Which lines below hold the word "data"? Copy all of them.

--- start ---

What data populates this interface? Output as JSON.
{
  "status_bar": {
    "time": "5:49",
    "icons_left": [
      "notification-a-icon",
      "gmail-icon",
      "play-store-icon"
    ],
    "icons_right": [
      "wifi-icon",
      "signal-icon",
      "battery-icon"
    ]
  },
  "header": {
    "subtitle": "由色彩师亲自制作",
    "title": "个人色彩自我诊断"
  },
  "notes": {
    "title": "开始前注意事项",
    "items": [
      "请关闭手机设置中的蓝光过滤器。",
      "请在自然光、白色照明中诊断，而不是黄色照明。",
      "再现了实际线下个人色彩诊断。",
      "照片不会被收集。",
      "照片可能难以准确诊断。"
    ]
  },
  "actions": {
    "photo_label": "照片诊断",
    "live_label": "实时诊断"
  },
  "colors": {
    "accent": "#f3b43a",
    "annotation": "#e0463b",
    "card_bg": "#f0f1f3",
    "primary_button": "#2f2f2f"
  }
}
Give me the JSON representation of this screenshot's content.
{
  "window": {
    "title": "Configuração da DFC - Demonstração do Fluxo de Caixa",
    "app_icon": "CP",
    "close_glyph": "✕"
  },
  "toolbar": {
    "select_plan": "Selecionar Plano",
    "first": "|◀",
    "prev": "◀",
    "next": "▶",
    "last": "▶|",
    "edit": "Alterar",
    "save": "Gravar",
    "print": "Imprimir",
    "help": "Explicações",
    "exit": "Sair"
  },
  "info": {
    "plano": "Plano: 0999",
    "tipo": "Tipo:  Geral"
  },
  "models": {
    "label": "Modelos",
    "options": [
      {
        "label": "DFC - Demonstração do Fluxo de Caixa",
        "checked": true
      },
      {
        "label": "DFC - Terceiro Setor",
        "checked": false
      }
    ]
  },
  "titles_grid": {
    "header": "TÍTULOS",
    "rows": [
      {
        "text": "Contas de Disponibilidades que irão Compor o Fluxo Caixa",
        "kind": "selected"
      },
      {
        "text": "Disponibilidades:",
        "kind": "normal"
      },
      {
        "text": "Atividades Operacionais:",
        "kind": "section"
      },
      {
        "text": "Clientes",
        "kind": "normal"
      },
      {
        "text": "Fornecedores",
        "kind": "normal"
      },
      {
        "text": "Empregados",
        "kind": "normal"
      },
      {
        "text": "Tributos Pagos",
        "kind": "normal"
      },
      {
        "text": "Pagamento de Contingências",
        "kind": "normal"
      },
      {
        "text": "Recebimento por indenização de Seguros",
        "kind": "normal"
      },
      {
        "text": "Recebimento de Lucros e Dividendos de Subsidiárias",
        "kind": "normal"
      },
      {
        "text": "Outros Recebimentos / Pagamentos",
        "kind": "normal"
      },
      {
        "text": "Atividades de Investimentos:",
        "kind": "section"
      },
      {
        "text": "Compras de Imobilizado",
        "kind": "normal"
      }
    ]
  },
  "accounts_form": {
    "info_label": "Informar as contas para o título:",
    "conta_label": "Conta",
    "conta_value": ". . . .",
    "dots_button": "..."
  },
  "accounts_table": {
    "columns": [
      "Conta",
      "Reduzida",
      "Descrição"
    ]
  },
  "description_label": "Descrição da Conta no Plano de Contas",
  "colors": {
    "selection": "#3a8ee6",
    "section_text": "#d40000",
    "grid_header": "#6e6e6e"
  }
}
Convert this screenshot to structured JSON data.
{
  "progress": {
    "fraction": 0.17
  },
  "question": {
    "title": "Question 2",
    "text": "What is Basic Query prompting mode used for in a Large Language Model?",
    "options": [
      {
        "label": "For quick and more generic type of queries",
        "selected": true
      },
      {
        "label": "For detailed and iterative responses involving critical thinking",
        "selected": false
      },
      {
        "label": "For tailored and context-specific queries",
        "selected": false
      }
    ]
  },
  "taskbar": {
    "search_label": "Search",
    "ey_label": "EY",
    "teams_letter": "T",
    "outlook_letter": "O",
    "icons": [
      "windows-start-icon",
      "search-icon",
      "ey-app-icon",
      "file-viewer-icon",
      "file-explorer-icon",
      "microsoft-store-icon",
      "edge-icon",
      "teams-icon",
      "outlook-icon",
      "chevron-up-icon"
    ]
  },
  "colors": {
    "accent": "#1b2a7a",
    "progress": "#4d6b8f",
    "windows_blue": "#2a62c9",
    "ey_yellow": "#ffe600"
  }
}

--- end ---

[The output]
What data populates this interface? Output as JSON.
Convert this screenshot to structured JSON data.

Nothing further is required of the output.